Start
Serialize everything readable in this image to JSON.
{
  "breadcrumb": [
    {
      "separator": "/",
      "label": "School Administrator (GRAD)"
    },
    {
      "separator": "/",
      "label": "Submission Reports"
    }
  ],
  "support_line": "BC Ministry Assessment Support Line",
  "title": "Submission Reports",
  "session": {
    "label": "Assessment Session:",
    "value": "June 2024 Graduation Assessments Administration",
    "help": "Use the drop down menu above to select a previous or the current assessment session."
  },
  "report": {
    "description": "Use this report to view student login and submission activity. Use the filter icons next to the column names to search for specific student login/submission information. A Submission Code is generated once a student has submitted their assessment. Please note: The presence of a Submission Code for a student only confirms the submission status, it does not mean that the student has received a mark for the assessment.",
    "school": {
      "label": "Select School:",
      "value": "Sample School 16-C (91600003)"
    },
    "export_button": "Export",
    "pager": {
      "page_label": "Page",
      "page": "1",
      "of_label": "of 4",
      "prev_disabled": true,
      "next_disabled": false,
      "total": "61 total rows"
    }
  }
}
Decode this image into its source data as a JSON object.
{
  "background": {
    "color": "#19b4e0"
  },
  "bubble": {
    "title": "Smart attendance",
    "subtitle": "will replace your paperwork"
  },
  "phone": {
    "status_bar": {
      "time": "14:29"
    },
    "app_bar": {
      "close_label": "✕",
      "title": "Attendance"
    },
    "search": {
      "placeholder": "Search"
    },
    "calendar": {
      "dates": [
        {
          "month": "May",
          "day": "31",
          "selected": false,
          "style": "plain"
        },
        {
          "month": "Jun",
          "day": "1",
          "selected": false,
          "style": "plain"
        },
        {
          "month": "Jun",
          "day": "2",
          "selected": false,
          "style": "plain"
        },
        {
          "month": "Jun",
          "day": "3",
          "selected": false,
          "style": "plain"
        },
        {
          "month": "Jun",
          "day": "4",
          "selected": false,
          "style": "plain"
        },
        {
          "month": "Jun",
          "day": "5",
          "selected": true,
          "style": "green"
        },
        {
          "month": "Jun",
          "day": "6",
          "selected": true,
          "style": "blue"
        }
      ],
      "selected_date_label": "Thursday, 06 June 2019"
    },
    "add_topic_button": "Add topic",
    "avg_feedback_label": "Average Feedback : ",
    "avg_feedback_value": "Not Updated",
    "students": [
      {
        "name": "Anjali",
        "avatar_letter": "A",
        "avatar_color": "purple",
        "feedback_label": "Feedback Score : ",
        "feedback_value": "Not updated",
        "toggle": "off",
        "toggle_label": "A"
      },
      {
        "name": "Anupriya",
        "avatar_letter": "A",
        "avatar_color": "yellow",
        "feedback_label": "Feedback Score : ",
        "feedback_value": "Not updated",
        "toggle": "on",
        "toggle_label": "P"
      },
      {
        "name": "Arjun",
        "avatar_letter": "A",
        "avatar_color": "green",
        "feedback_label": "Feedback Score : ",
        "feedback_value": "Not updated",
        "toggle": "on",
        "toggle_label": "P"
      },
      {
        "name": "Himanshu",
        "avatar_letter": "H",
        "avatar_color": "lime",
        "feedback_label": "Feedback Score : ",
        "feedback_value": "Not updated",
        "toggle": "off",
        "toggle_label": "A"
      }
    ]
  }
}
End
DIRECTIVE: Write the material out exactly, with nothing left out.

RESULT:
Serialize everything readable in this image to JSON.
{
  "breadcrumb": [
    {
      "separator": "/",
      "label": "School Administrator (GRAD)"
    },
    {
      "separator": "/",
      "label": "Submission Reports"
    }
  ],
  "support_line": "BC Ministry Assessment Support Line",
  "title": "Submission Reports",
  "session": {
    "label": "Assessment Session:",
    "value": "June 2024 Graduation Assessments Administration",
    "help": "Use the drop down menu above to select a previous or the current assessment session."
  },
  "report": {
    "description": "Use this report to view student login and submission activity. Use the filter icons next to the column names to search for specific student login/submission information. A Submission Code is generated once a student has submitted their assessment. Please note: The presence of a Submission Code for a student only confirms the submission status, it does not mean that the student has received a mark for the assessment.",
    "school": {
      "label": "Select School:",
      "value": "Sample School 16-C (91600003)"
    },
    "export_button": "Export",
    "pager": {
      "page_label": "Page",
      "page": "1",
      "of_label": "of 4",
      "prev_disabled": true,
      "next_disabled": false,
      "total": "61 total rows"
    }
  }
}
Decode this image into its source data as a JSON object.
{
  "background": {
    "color": "#19b4e0"
  },
  "bubble": {
    "title": "Smart attendance",
    "subtitle": "will replace your paperwork"
  },
  "phone": {
    "status_bar": {
      "time": "14:29"
    },
    "app_bar": {
      "close_label": "✕",
      "title": "Attendance"
    },
    "search": {
      "placeholder": "Search"
    },
    "calendar": {
      "dates": [
        {
          "month": "May",
          "day": "31",
          "selected": false,
          "style": "plain"
        },
        {
          "month": "Jun",
          "day": "1",
          "selected": false,
          "style": "plain"
        },
        {
          "month": "Jun",
          "day": "2",
          "selected": false,
          "style": "plain"
        },
        {
          "month": "Jun",
          "day": "3",
          "selected": false,
          "style": "plain"
        },
        {
          "month": "Jun",
          "day": "4",
          "selected": false,
          "style": "plain"
        },
        {
          "month": "Jun",
          "day": "5",
          "selected": true,
          "style": "green"
        },
        {
          "month": "Jun",
          "day": "6",
          "selected": true,
          "style": "blue"
        }
      ],
      "selected_date_label": "Thursday, 06 June 2019"
    },
    "add_topic_button": "Add topic",
    "avg_feedback_label": "Average Feedback : ",
    "avg_feedback_value": "Not Updated",
    "students": [
      {
        "name": "Anjali",
        "avatar_letter": "A",
        "avatar_color": "purple",
        "feedback_label": "Feedback Score : ",
        "feedback_value": "Not updated",
        "toggle": "off",
        "toggle_label": "A"
      },
      {
        "name": "Anupriya",
        "avatar_letter": "A",
        "avatar_color": "yellow",
        "feedback_label": "Feedback Score : ",
        "feedback_value": "Not updated",
        "toggle": "on",
        "toggle_label": "P"
      },
      {
        "name": "Arjun",
        "avatar_letter": "A",
        "avatar_color": "green",
        "feedback_label": "Feedback Score : ",
        "feedback_value": "Not updated",
        "toggle": "on",
        "toggle_label": "P"
      },
      {
        "name": "Himanshu",
        "avatar_letter": "H",
        "avatar_color": "lime",
        "feedback_label": "Feedback Score : ",
        "feedback_value": "Not updated",
        "toggle": "off",
        "toggle_label": "A"
      }
    ]
  }
}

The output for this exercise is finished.